◆ **Dataset items**:
--- Start ---
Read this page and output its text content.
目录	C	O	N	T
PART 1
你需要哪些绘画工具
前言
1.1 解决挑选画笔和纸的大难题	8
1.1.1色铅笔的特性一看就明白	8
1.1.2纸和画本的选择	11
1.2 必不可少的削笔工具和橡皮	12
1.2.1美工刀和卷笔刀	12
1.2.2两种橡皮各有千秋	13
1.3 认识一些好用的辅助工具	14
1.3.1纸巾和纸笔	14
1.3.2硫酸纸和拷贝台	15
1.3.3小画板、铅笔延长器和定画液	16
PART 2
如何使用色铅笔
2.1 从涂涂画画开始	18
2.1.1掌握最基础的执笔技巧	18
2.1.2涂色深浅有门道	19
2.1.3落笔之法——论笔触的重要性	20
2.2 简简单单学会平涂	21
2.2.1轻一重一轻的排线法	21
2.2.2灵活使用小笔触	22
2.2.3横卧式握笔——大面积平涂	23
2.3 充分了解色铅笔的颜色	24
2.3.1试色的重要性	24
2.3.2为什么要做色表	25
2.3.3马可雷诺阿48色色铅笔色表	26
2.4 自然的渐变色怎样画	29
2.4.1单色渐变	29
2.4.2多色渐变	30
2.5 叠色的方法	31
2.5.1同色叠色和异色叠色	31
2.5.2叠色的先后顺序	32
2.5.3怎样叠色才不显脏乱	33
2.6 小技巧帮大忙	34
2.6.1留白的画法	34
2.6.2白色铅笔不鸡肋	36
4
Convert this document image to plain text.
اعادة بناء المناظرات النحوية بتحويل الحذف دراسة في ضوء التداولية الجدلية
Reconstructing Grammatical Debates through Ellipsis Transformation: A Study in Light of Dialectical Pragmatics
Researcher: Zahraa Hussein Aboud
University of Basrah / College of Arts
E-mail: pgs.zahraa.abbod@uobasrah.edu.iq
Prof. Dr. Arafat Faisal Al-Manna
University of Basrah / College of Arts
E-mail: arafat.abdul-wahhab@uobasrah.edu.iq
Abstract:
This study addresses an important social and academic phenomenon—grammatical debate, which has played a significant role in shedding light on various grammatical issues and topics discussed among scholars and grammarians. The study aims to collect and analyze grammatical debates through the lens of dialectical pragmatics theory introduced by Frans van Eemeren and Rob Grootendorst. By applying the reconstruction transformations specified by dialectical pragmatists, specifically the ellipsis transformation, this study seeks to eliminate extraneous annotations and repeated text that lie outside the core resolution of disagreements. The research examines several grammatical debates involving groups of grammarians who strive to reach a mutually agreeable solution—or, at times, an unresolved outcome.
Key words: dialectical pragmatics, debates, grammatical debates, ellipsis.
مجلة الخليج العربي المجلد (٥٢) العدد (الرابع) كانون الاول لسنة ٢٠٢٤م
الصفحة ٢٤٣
--- End ---
◆ **What the task requires**: Retype all of the material above with every character intact.

◆ **Solution to the exercise**:
Read this page and output its text content.
目录	C	O	N	T
PART 1
你需要哪些绘画工具
前言
1.1 解决挑选画笔和纸的大难题	8
1.1.1色铅笔的特性一看就明白	8
1.1.2纸和画本的选择	11
1.2 必不可少的削笔工具和橡皮	12
1.2.1美工刀和卷笔刀	12
1.2.2两种橡皮各有千秋	13
1.3 认识一些好用的辅助工具	14
1.3.1纸巾和纸笔	14
1.3.2硫酸纸和拷贝台	15
1.3.3小画板、铅笔延长器和定画液	16
PART 2
如何使用色铅笔
2.1 从涂涂画画开始	18
2.1.1掌握最基础的执笔技巧	18
2.1.2涂色深浅有门道	19
2.1.3落笔之法——论笔触的重要性	20
2.2 简简单单学会平涂	21
2.2.1轻一重一轻的排线法	21
2.2.2灵活使用小笔触	22
2.2.3横卧式握笔——大面积平涂	23
2.3 充分了解色铅笔的颜色	24
2.3.1试色的重要性	24
2.3.2为什么要做色表	25
2.3.3马可雷诺阿48色色铅笔色表	26
2.4 自然的渐变色怎样画	29
2.4.1单色渐变	29
2.4.2多色渐变	30
2.5 叠色的方法	31
2.5.1同色叠色和异色叠色	31
2.5.2叠色的先后顺序	32
2.5.3怎样叠色才不显脏乱	33
2.6 小技巧帮大忙	34
2.6.1留白的画法	34
2.6.2白色铅笔不鸡肋	36
4
Convert this document image to plain text.
اعادة بناء المناظرات النحوية بتحويل الحذف دراسة في ضوء التداولية الجدلية
Reconstructing Grammatical Debates through Ellipsis Transformation: A Study in Light of Dialectical Pragmatics
Researcher: Zahraa Hussein Aboud
University of Basrah / College of Arts
E-mail: pgs.zahraa.abbod@uobasrah.edu.iq
Prof. Dr. Arafat Faisal Al-Manna
University of Basrah / College of Arts
E-mail: arafat.abdul-wahhab@uobasrah.edu.iq
Abstract:
This study addresses an important social and academic phenomenon—grammatical debate, which has played a significant role in shedding light on various grammatical issues and topics discussed among scholars and grammarians. The study aims to collect and analyze grammatical debates through the lens of dialectical pragmatics theory introduced by Frans van Eemeren and Rob Grootendorst. By applying the reconstruction transformations specified by dialectical pragmatists, specifically the ellipsis transformation, this study seeks to eliminate extraneous annotations and repeated text that lie outside the core resolution of disagreements. The research examines several grammatical debates involving groups of grammarians who strive to reach a mutually agreeable solution—or, at times, an unresolved outcome.
Key words: dialectical pragmatics, debates, grammatical debates, ellipsis.
مجلة الخليج العربي المجلد (٥٢) العدد (الرابع) كانون الاول لسنة ٢٠٢٤م
الصفحة ٢٤٣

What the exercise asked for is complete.